— start Working data —

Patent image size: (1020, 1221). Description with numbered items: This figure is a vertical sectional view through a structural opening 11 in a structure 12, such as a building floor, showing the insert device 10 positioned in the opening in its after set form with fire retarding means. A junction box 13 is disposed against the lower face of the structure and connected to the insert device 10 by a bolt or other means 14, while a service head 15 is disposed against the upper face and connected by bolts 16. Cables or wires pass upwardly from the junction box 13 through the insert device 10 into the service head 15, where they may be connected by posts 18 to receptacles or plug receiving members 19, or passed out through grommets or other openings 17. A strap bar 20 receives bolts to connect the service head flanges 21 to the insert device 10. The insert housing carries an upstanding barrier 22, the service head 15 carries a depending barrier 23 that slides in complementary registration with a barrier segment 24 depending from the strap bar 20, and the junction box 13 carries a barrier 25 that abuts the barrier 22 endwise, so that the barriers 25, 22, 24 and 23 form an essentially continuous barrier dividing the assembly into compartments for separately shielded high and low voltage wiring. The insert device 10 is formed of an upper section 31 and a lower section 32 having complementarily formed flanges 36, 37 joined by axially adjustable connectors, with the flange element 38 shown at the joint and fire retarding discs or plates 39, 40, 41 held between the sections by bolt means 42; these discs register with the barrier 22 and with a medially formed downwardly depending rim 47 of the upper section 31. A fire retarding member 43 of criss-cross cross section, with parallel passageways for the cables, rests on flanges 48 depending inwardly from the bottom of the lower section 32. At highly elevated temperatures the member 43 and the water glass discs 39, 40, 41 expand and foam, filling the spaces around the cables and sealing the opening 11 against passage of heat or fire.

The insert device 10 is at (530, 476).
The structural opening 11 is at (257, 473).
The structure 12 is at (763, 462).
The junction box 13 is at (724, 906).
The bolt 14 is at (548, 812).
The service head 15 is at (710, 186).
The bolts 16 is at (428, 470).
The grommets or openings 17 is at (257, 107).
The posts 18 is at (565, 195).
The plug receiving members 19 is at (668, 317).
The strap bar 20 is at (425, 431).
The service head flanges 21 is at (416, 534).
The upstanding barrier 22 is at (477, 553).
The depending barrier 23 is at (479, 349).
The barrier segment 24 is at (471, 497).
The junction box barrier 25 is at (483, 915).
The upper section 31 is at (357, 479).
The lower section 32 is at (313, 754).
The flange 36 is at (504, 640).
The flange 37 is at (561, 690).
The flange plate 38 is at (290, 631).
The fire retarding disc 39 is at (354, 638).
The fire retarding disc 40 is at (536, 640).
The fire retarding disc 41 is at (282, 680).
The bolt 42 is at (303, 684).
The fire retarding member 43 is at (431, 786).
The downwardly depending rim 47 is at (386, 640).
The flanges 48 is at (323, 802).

— end Working data —

* **Task requirements**
Repeat the lines word for word, beginning with the first line and ending with the line containing "The structural opening 11 is at (257, 473).", including both.

* **Response to this task**
Patent image size: (1020, 1221). Description with numbered items: This figure is a vertical sectional view through a structural opening 11 in a structure 12, such as a building floor, showing the insert device 10 positioned in the opening in its after set form with fire retarding means. A junction box 13 is disposed against the lower face of the structure and connected to the insert device 10 by a bolt or other means 14, while a service head 15 is disposed against the upper face and connected by bolts 16. Cables or wires pass upwardly from the junction box 13 through the insert device 10 into the service head 15, where they may be connected by posts 18 to receptacles or plug receiving members 19, or passed out through grommets or other openings 17. A strap bar 20 receives bolts to connect the service head flanges 21 to the insert device 10. The insert housing carries an upstanding barrier 22, the service head 15 carries a depending barrier 23 that slides in complementary registration with a barrier segment 24 depending from the strap bar 20, and the junction box 13 carries a barrier 25 that abuts the barrier 22 endwise, so that the barriers 25, 22, 24 and 23 form an essentially continuous barrier dividing the assembly into compartments for separately shielded high and low voltage wiring. The insert device 10 is formed of an upper section 31 and a lower section 32 having complementarily formed flanges 36, 37 joined by axially adjustable connectors, with the flange element 38 shown at the joint and fire retarding discs or plates 39, 40, 41 held between the sections by bolt means 42; these discs register with the barrier 22 and with a medially formed downwardly depending rim 47 of the upper section 31. A fire retarding member 43 of criss-cross cross section, with parallel passageways for the cables, rests on flanges 48 depending inwardly from the bottom of the lower section 32. At highly elevated temperatures the member 43 and the water glass discs 39, 40, 41 expand and foam, filling the spaces around the cables and sealing the opening 11 against passage of heat or fire.

The insert device 10 is at (530, 476).
The structural opening 11 is at (257, 473).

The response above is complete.